Exercise task -> Only the pictures are omitted; repeat all other data exactly.

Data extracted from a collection
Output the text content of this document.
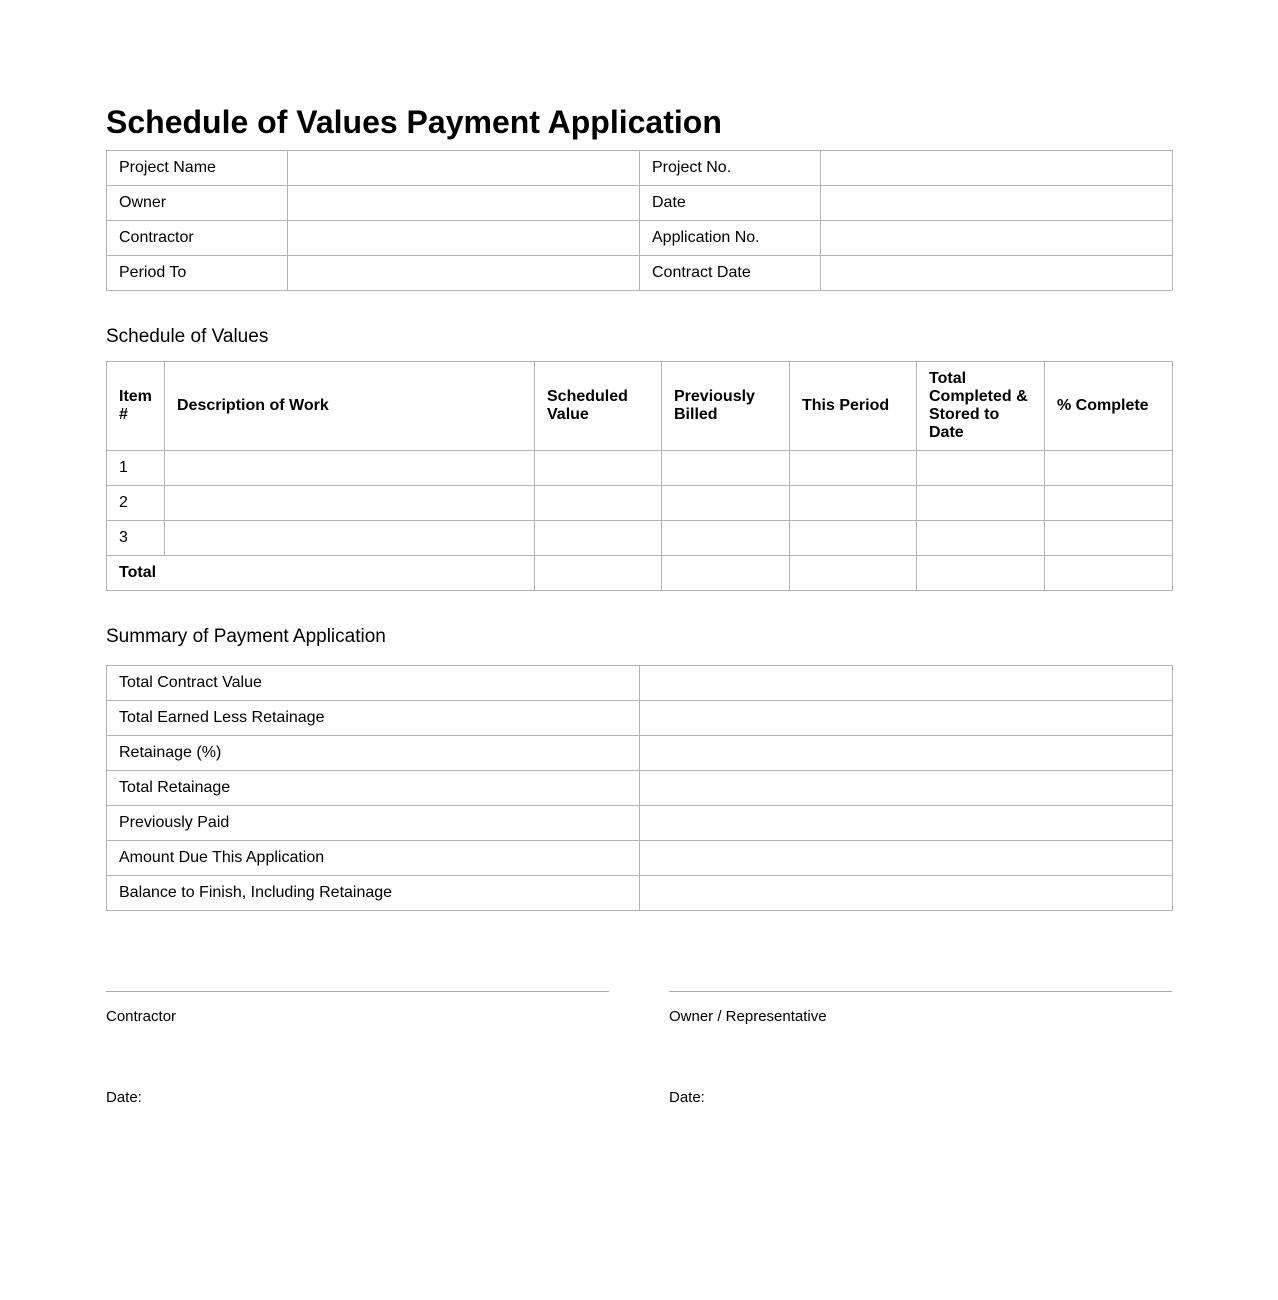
Schedule of Values Payment Application
Project Name		Project No.	
Owner		Date	
Contractor		Application No.	
Period To		Contract Date	
Schedule of Values
Item #	Description of Work	Scheduled Value	Previously Billed	This Period	Total Completed & Stored to Date	% Complete
1						
2						
3						
Total						
Summary of Payment Application
Total Contract Value	
Total Earned Less Retainage	
Retainage (%)	
Total Retainage	
Previously Paid	
Amount Due This Application	
Balance to Finish, Including Retainage	
Contractor
Date:
Owner / Representative
Date:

Full solution ->
Output the text content of this document.
Schedule of Values Payment Application
Project Name		Project No.	
Owner		Date	
Contractor		Application No.	
Period To		Contract Date	
Schedule of Values
Item #	Description of Work	Scheduled Value	Previously Billed	This Period	Total Completed & Stored to Date	% Complete
1						
2						
3						
Total						
Summary of Payment Application
Total Contract Value	
Total Earned Less Retainage	
Retainage (%)	
Total Retainage	
Previously Paid	
Amount Due This Application	
Balance to Finish, Including Retainage	
Contractor
Date:
Owner / Representative
Date:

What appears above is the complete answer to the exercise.